> [What you are asked to do] In your copy, leave out the pictures and repeat the entries below exactly.

[Data records]
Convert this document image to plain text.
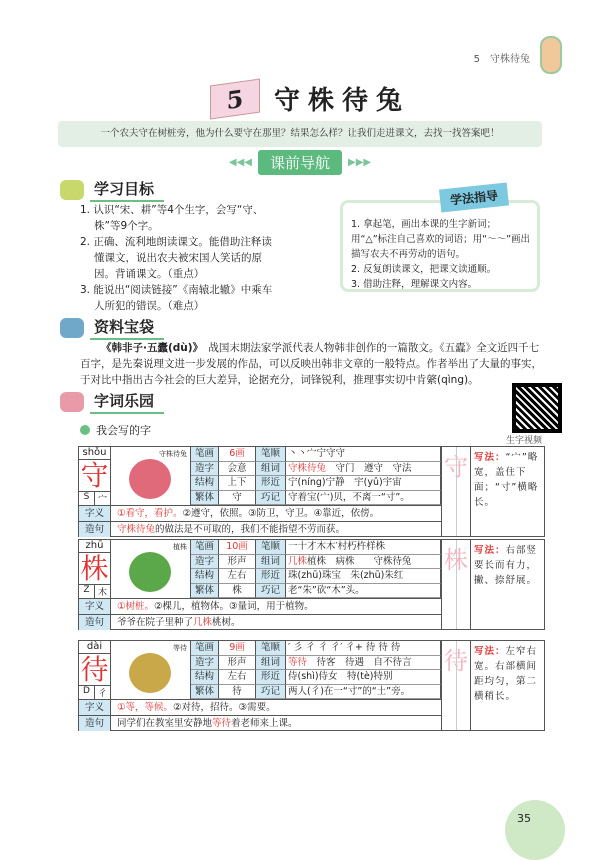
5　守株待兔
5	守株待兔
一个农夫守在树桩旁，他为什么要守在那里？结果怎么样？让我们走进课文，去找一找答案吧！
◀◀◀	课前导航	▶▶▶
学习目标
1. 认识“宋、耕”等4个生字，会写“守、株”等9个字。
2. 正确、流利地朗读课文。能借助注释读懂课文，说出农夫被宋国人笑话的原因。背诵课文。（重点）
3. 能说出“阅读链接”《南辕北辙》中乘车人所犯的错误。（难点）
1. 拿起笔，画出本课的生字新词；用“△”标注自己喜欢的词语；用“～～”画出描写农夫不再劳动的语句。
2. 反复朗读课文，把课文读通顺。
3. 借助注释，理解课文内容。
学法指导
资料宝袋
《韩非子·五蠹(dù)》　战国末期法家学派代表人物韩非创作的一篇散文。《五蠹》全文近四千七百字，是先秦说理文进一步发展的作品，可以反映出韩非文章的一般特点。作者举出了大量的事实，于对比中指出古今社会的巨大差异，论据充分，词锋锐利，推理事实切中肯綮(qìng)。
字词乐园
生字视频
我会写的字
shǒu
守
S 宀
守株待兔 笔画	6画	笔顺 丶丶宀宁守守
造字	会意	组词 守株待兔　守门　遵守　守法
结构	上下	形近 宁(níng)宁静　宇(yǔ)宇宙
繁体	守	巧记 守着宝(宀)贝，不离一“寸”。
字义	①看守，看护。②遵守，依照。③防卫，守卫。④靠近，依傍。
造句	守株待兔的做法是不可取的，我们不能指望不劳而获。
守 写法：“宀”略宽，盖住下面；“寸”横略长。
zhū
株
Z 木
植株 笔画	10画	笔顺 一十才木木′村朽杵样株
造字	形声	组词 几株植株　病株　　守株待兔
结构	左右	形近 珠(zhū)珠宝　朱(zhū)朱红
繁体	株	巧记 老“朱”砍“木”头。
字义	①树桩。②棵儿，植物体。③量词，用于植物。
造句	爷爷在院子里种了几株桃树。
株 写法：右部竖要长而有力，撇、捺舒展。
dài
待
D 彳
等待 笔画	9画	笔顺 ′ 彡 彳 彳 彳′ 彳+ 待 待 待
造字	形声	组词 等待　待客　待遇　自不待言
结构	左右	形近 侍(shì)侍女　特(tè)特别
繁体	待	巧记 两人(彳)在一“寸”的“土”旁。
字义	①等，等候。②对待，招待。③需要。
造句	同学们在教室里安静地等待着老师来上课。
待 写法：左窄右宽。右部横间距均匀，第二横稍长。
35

> [The completed task]
Convert this document image to plain text.
5　守株待兔
5	守株待兔
一个农夫守在树桩旁，他为什么要守在那里？结果怎么样？让我们走进课文，去找一找答案吧！
◀◀◀	课前导航	▶▶▶
学习目标
1. 认识“宋、耕”等4个生字，会写“守、株”等9个字。
2. 正确、流利地朗读课文。能借助注释读懂课文，说出农夫被宋国人笑话的原因。背诵课文。（重点）
3. 能说出“阅读链接”《南辕北辙》中乘车人所犯的错误。（难点）
1. 拿起笔，画出本课的生字新词；用“△”标注自己喜欢的词语；用“～～”画出描写农夫不再劳动的语句。
2. 反复朗读课文，把课文读通顺。
3. 借助注释，理解课文内容。
学法指导
资料宝袋
《韩非子·五蠹(dù)》　战国末期法家学派代表人物韩非创作的一篇散文。《五蠹》全文近四千七百字，是先秦说理文进一步发展的作品，可以反映出韩非文章的一般特点。作者举出了大量的事实，于对比中指出古今社会的巨大差异，论据充分，词锋锐利，推理事实切中肯綮(qìng)。
字词乐园
生字视频
我会写的字
shǒu
守
S 宀
守株待兔 笔画	6画	笔顺 丶丶宀宁守守
造字	会意	组词 守株待兔　守门　遵守　守法
结构	上下	形近 宁(níng)宁静　宇(yǔ)宇宙
繁体	守	巧记 守着宝(宀)贝，不离一“寸”。
字义	①看守，看护。②遵守，依照。③防卫，守卫。④靠近，依傍。
造句	守株待兔的做法是不可取的，我们不能指望不劳而获。
守 写法：“宀”略宽，盖住下面；“寸”横略长。
zhū
株
Z 木
植株 笔画	10画	笔顺 一十才木木′村朽杵样株
造字	形声	组词 几株植株　病株　　守株待兔
结构	左右	形近 珠(zhū)珠宝　朱(zhū)朱红
繁体	株	巧记 老“朱”砍“木”头。
字义	①树桩。②棵儿，植物体。③量词，用于植物。
造句	爷爷在院子里种了几株桃树。
株 写法：右部竖要长而有力，撇、捺舒展。
dài
待
D 彳
等待 笔画	9画	笔顺 ′ 彡 彳 彳 彳′ 彳+ 待 待 待
造字	形声	组词 等待　待客　待遇　自不待言
结构	左右	形近 侍(shì)侍女　特(tè)特别
繁体	待	巧记 两人(彳)在一“寸”的“土”旁。
字义	①等，等候。②对待，招待。③需要。
造句	同学们在教室里安静地等待着老师来上课。
待 写法：左窄右宽。右部横间距均匀，第二横稍长。
35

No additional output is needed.